# START OF Text block

A fourth option is to inject solvents, oxygen and other reactive chemicals into the contaminated area in order to decontaminate by chemical reaction. A disadvantage of this option is that it is very inexact and unpredictable.
In the category of thermal treatment with soil removal from the site there has been proposed the use of rotary kilns and externally fired heat treaters.
A rotary kiln has the drawback of mixing heating gases (combustion gases) with gases from the contaminated soil incineration process. This may require the scrubbing of a large volume of gases, and the composition of these gases may widely vary depending upon the contaminant loading in the soil being treated. In addition to the above, a rotary kiln can generate large dust loads in the exhaust gases due to the previously mentioned large volume of gas which occurs when the combustion gases mix with the incineration gases of the treated soil.
An externally fired heat treater is an alternative to the directly-fired rotary kiln. With an externally fired heat treater heat is supplied through the treatment vessel's walls and combustion gases do not come into contact with the soil being treated. However, some combustion gases of low oxygen content could be injected into the treater in order to remove high boiling organic, create a safe low O.sub.2 atmosphere, and carbonize any residual organic that do not volatize.
For the soil treatment methods that require the soil be removed, the soil would need to be transported to a treater, treated, and then finally transported to a site that may or may not be the final deposition location for the clean soil. The reason for the uncertainty of the final deposition location is that the water table can be high enough in some locations to cause a virtual mud field to exist so that keeping contamination away from clean soil would be difficult. Also, if the soil to be treated is removed from below the water table, then the water table needs to be lowered by pumping (with appropriate treatment and discard of the pumped water), otherwise the removed soil would be completely saturated with water. If no water was pumped, then the excess water could be drained by placing the treated soil well above the water table for a period of time. In either case, without removal of this excess water, the heat load on the thermal treater would be very high, causing a low through-put rate and high cost of operation of the treater.

# END OF Text block
# START OF Given entries

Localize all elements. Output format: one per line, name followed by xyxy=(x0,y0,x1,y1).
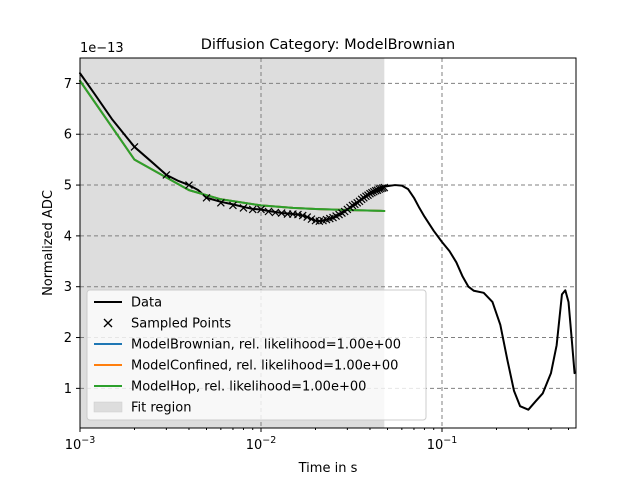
x-axis-label: Time in s xyxy=(298,461,358,476)
sampled-point xyxy=(307,215,316,224)
sampled-point xyxy=(248,205,257,214)
legend-label: Data xyxy=(131,296,162,311)
legend-entry: Data xyxy=(94,296,162,311)
sampled-point xyxy=(380,183,389,192)
x-tick-label: 10−3 xyxy=(65,435,96,453)
series-layer xyxy=(79,72,576,411)
sampled-point xyxy=(367,188,376,197)
y-tick-label: 5 xyxy=(64,179,72,194)
sampled-point xyxy=(298,211,307,220)
sampled-point xyxy=(257,205,265,214)
legend-entry: Fit region xyxy=(93,401,192,416)
sampled-point xyxy=(294,210,302,219)
sampled-point xyxy=(362,192,370,201)
legend-swatch xyxy=(93,401,123,413)
x-tick-label: 10−2 xyxy=(246,435,277,453)
sampled-point xyxy=(185,181,193,189)
y-ticks: 1 2 3 4 5 6 7 xyxy=(64,77,80,397)
sampled-point xyxy=(216,198,225,207)
y-tick-label: 1 xyxy=(64,382,72,397)
sampled-point xyxy=(271,208,280,217)
sampled-point xyxy=(229,201,237,210)
legend-label: ModelHop, rel. likelihood=1.00e+00 xyxy=(131,380,366,395)
legend-entry: Sampled Points xyxy=(103,317,231,332)
y-tick-label: 3 xyxy=(64,280,72,295)
y-tick-label: 6 xyxy=(64,128,72,143)
sampled-point xyxy=(239,204,248,212)
sampled-point xyxy=(366,189,374,198)
legend-label: ModelBrownian, rel. likelihood=1.00e+00 xyxy=(131,338,401,353)
plot-frame xyxy=(79,57,577,429)
y-tick-label: 2 xyxy=(64,331,72,346)
legend-box xyxy=(86,289,427,421)
y-offset-label: 1e−13 xyxy=(80,41,124,56)
x-tick-label: 10−1 xyxy=(427,435,458,453)
series-line-4 xyxy=(79,79,386,212)
sampled-point xyxy=(130,143,139,151)
sampled-point xyxy=(378,184,387,193)
legend-entry: ModelBrownian, rel. likelihood=1.00e+00 xyxy=(94,338,401,353)
chart-title: Diffusion Category: ModelBrownian xyxy=(201,37,455,53)
sampled-point xyxy=(202,193,211,202)
y-axis-label: Normalized ADC xyxy=(41,190,56,296)
legend: Data Sampled Points ModelBrownian, rel. li… xyxy=(86,289,427,421)
x-ticks: 10−3 10−2 10−1 xyxy=(65,428,570,453)
sampled-point xyxy=(264,207,273,216)
legend-label: Sampled Points xyxy=(131,317,231,332)
legend-label: Fit region xyxy=(131,401,192,416)
legend-label: ModelConfined, rel. likelihood=1.00e+00 xyxy=(131,359,398,374)
sampled-point xyxy=(162,170,171,179)
sampled-point xyxy=(348,201,357,210)
y-tick-label: 7 xyxy=(64,77,72,92)
sampled-point xyxy=(303,213,312,222)
legend-entry: ModelConfined, rel. likelihood=1.00e+00 xyxy=(94,359,398,374)
y-tick-label: 4 xyxy=(64,229,72,244)
legend-entry: ModelHop, rel. likelihood=1.00e+00 xyxy=(94,380,366,395)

# END OF Given entries

The problem -> Update the soil treatment text by writing it out again from "A rotary kiln has" through "the treated soil.", with "dust loads" replaced by "particulate loads". Rely only on the soil treatment text.

Solved problem ->
A rotary kiln has the drawback of mixing heating gases (combustion gases) with gases from the contaminated soil incineration process. This may require the scrubbing of a large volume of gases, and the composition of these gases may widely vary depending upon the contaminant loading in the soil being treated. In addition to the above, a rotary kiln can generate large particulate loads in the exhaust gases due to the previously mentioned large volume of gas which occurs when the combustion gases mix with the incineration gases of the treated soil.